■ The exercise
Find every line of the listing below where "Doors" appears, and copy it.

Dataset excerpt
(begin)
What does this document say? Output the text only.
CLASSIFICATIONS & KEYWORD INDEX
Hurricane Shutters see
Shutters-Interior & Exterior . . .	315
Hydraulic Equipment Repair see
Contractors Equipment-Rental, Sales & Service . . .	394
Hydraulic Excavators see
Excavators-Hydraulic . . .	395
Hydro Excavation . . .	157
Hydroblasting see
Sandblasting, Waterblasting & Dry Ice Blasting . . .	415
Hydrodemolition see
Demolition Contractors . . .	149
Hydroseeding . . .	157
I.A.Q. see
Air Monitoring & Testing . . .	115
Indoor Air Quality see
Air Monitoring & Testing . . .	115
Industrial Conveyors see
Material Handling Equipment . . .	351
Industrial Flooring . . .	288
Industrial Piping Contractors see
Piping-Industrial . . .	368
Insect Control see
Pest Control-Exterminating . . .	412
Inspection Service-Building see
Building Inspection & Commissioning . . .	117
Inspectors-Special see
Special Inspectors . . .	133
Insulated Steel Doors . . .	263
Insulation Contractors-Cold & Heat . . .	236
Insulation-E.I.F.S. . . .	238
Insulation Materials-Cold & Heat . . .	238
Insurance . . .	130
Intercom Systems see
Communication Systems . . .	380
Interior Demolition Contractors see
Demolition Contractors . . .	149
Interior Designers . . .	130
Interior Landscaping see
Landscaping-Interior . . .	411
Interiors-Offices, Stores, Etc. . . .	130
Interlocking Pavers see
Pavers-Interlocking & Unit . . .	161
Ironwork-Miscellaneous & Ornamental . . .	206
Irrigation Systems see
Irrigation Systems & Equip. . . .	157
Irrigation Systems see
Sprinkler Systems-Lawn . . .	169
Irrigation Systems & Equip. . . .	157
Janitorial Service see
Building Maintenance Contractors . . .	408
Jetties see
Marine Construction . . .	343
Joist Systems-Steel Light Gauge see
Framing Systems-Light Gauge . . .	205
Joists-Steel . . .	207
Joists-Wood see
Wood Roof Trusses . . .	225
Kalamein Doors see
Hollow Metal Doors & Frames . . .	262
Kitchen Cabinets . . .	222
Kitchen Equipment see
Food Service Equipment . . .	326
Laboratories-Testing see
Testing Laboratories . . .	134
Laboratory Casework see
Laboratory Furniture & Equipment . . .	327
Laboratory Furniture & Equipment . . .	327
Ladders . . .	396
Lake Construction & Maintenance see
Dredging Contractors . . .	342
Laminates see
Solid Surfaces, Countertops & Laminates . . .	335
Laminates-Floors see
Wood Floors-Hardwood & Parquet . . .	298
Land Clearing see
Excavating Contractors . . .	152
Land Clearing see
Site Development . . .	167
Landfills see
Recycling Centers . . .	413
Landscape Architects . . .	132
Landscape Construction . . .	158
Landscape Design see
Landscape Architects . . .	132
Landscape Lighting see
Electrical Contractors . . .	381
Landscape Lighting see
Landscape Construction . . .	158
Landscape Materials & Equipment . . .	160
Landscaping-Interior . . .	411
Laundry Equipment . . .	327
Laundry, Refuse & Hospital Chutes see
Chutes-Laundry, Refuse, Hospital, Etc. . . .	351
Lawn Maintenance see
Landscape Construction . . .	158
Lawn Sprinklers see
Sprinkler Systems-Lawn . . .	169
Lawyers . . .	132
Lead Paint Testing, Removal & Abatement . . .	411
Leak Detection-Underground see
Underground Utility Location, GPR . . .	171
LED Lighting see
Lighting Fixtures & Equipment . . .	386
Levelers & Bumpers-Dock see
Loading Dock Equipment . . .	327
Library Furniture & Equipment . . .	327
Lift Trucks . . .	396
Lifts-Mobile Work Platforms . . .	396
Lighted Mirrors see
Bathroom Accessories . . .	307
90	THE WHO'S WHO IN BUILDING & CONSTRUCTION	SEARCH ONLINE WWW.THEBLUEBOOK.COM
(end)
(begin)
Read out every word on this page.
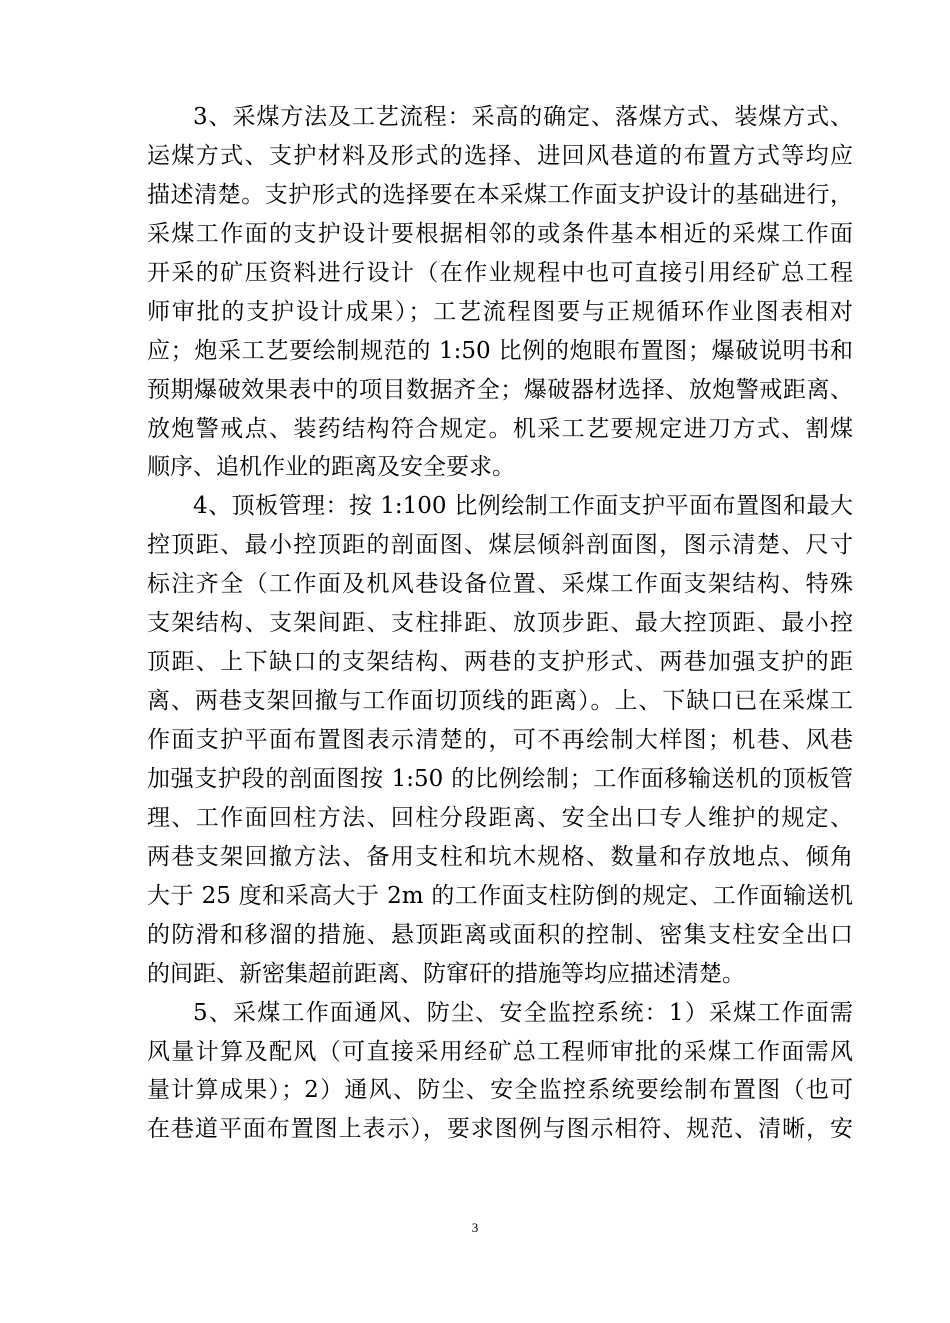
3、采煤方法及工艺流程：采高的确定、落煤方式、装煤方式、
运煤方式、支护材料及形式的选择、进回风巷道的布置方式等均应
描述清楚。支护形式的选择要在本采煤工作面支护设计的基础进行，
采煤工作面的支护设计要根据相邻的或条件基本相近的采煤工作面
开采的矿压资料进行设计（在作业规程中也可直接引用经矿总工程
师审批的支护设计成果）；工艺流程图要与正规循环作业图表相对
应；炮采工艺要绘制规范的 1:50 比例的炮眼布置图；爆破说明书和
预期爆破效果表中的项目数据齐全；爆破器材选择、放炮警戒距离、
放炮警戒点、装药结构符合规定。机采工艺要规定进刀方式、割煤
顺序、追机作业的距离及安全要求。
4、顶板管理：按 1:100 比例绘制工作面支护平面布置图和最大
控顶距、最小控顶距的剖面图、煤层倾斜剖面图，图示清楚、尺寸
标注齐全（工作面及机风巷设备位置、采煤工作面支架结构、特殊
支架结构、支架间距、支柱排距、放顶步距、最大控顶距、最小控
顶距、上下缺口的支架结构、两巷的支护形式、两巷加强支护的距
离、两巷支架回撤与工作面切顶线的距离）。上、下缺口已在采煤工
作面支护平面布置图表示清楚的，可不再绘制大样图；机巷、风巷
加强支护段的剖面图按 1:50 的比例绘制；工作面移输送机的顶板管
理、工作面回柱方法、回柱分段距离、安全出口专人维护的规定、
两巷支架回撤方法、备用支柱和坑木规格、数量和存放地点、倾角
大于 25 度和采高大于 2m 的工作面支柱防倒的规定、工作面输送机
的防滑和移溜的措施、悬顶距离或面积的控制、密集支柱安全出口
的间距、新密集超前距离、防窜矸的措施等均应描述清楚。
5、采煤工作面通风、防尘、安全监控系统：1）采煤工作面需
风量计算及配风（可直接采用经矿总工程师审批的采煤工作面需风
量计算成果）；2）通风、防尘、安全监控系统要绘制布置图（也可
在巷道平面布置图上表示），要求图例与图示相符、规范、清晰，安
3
(end)
■ Response below
Insulated Steel Doors . . .	263
Kalamein Doors see
Hollow Metal Doors & Frames . . .	262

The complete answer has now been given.